BRIEF:
Each entry here needs to be set down again exactly, please; pictures are left out.

^^^^^^^^

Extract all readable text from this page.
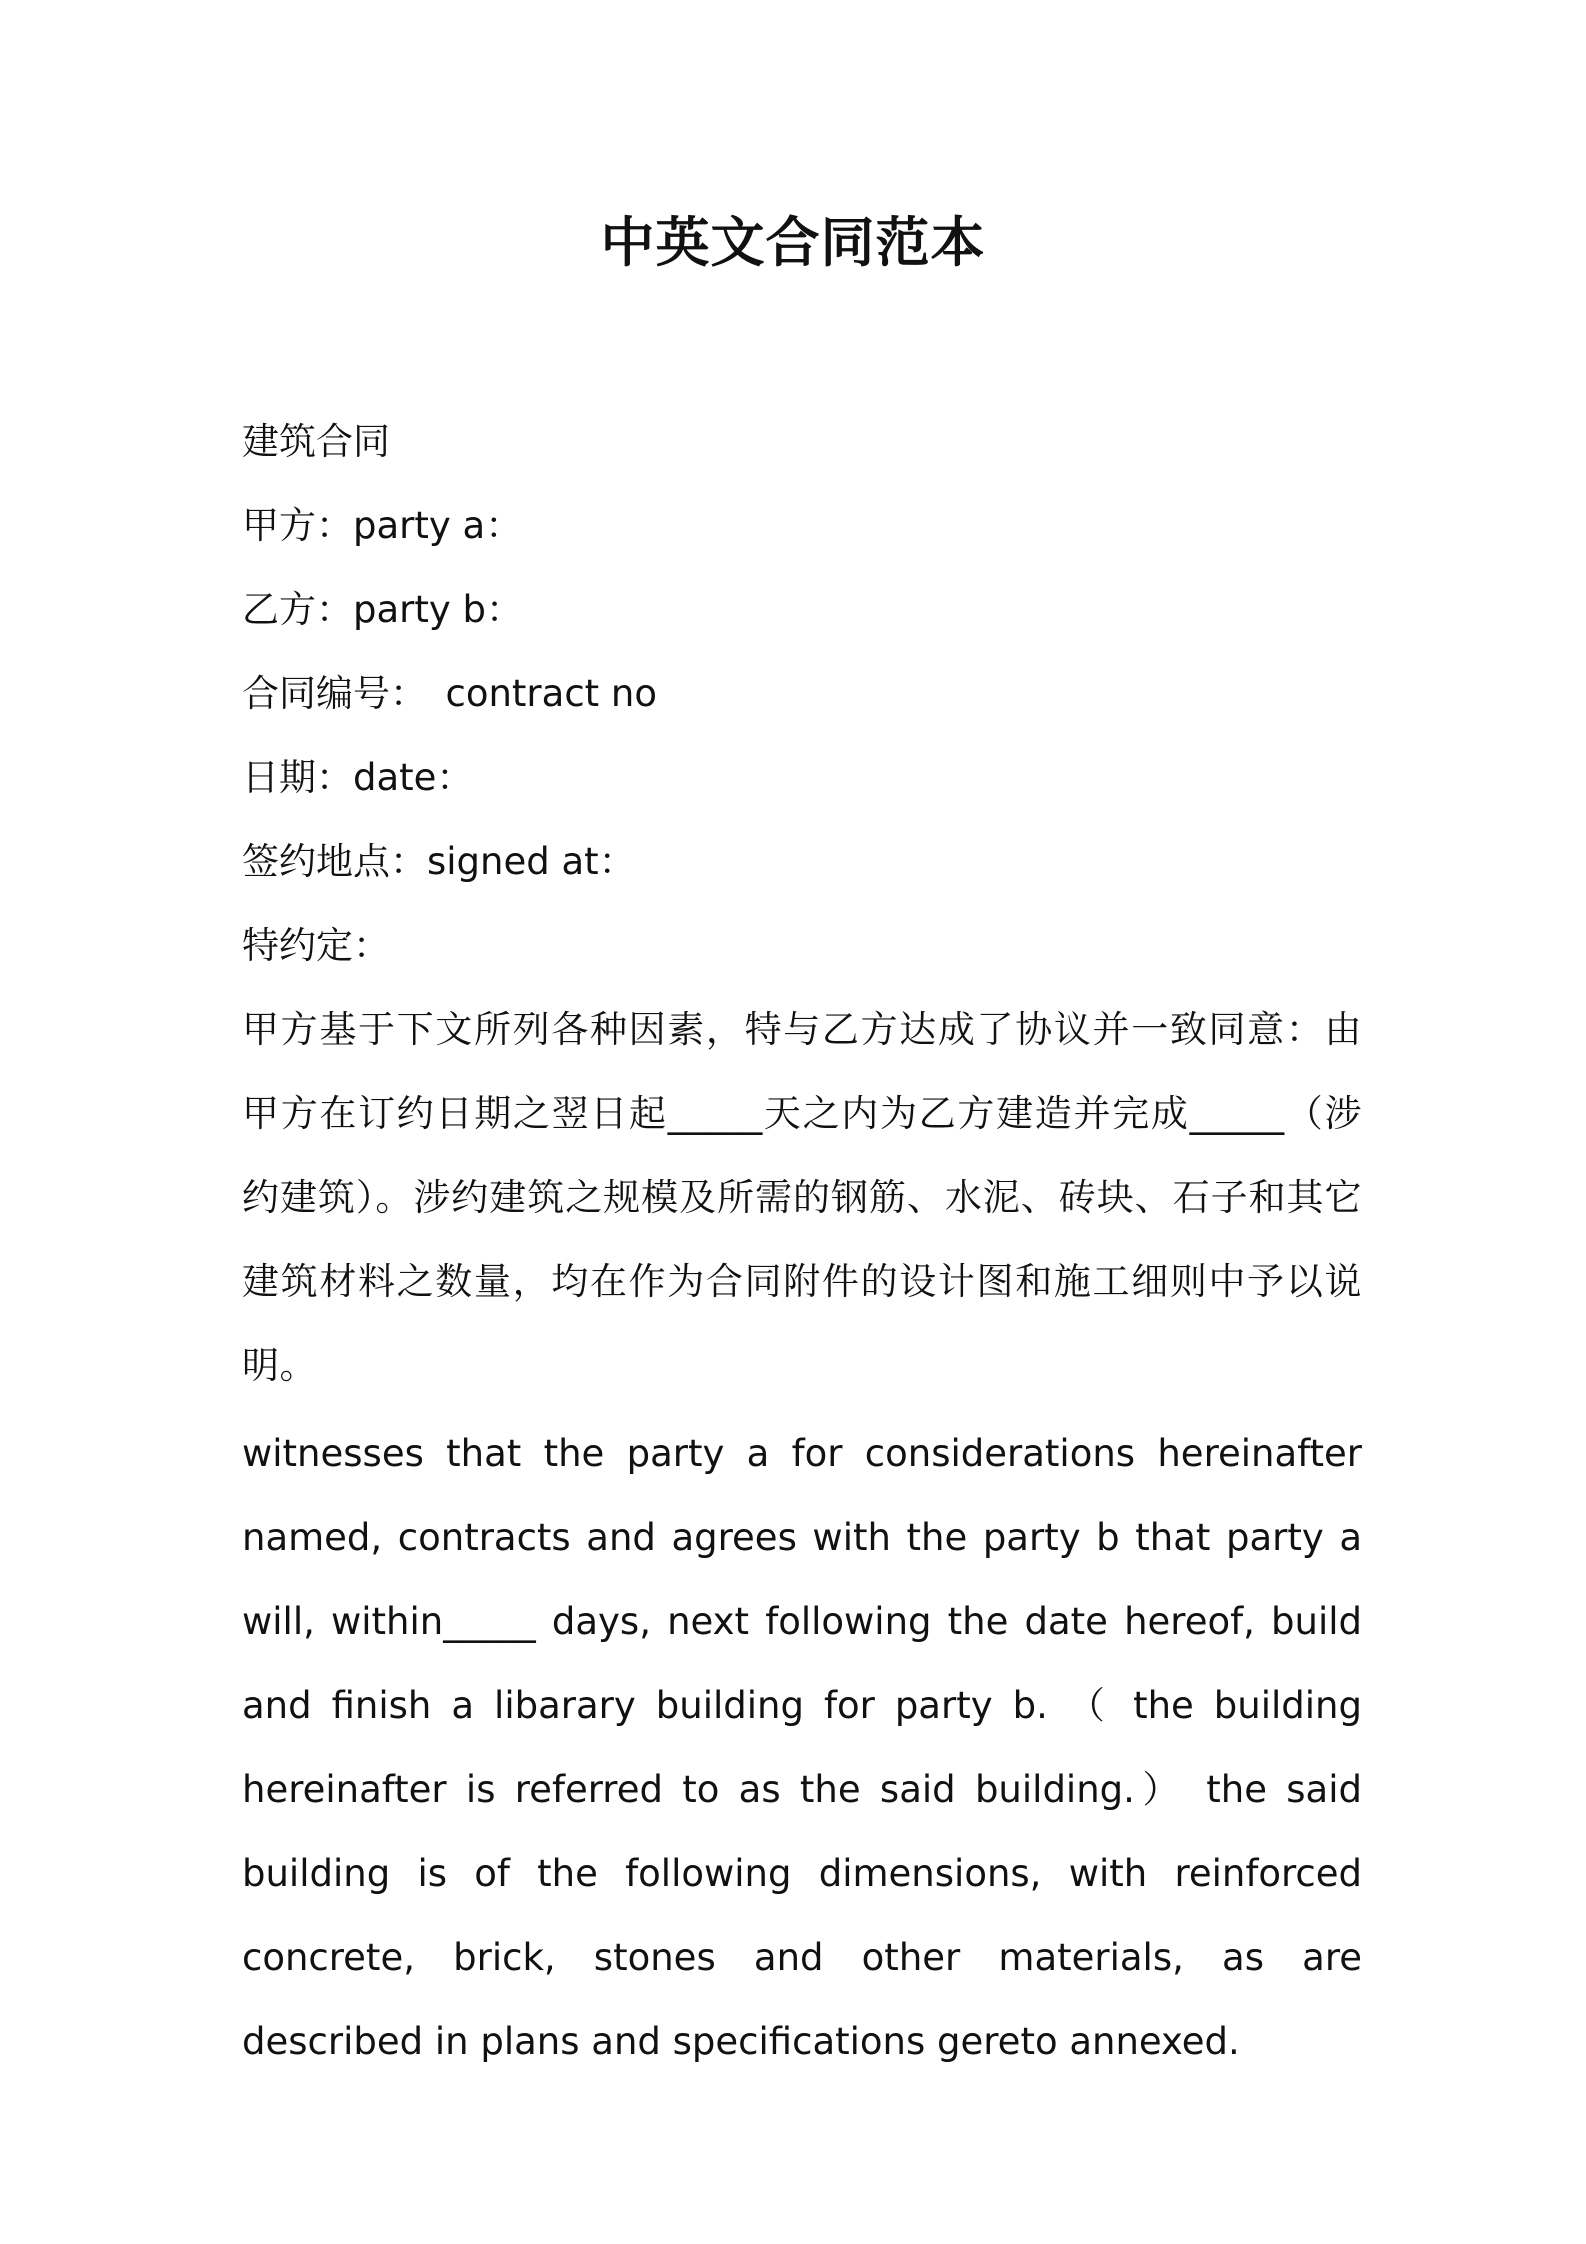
中英文合同范本
建筑合同
甲方：party a：
乙方：party b：
合同编号：　contract no
日期：date：
签约地点：signed at：
特约定：

甲方基于下文所列各种因素，特与乙方达成了协议并一致同意：由甲方在订约日期之翌日起_____天之内为乙方建造并完成_____（涉约建筑）。涉约建筑之规模及所需的钢筋、水泥、砖块、石子和其它建筑材料之数量，均在作为合同附件的设计图和施工细则中予以说明。

witnesses that the party a for considerations hereinafter named, contracts and agrees with the party b that party a will, within_____ days, next following the date hereof, build and finish a libarary building for party b. （ the building hereinafter is referred to as the said building.） the said building is of the following dimensions, with reinforced concrete, brick, stones and other materials, as are described in plans and specifications gereto annexed.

^^^^^^^^

RESPONSE TO THIS EXERCISE:
Extract all readable text from this page.
中英文合同范本
建筑合同
甲方：party a：
乙方：party b：
合同编号：　contract no
日期：date：
签约地点：signed at：
特约定：

甲方基于下文所列各种因素，特与乙方达成了协议并一致同意：由甲方在订约日期之翌日起_____天之内为乙方建造并完成_____（涉约建筑）。涉约建筑之规模及所需的钢筋、水泥、砖块、石子和其它建筑材料之数量，均在作为合同附件的设计图和施工细则中予以说明。

witnesses that the party a for considerations hereinafter named, contracts and agrees with the party b that party a will, within_____ days, next following the date hereof, build and finish a libarary building for party b. （ the building hereinafter is referred to as the said building.） the said building is of the following dimensions, with reinforced concrete, brick, stones and other materials, as are described in plans and specifications gereto annexed.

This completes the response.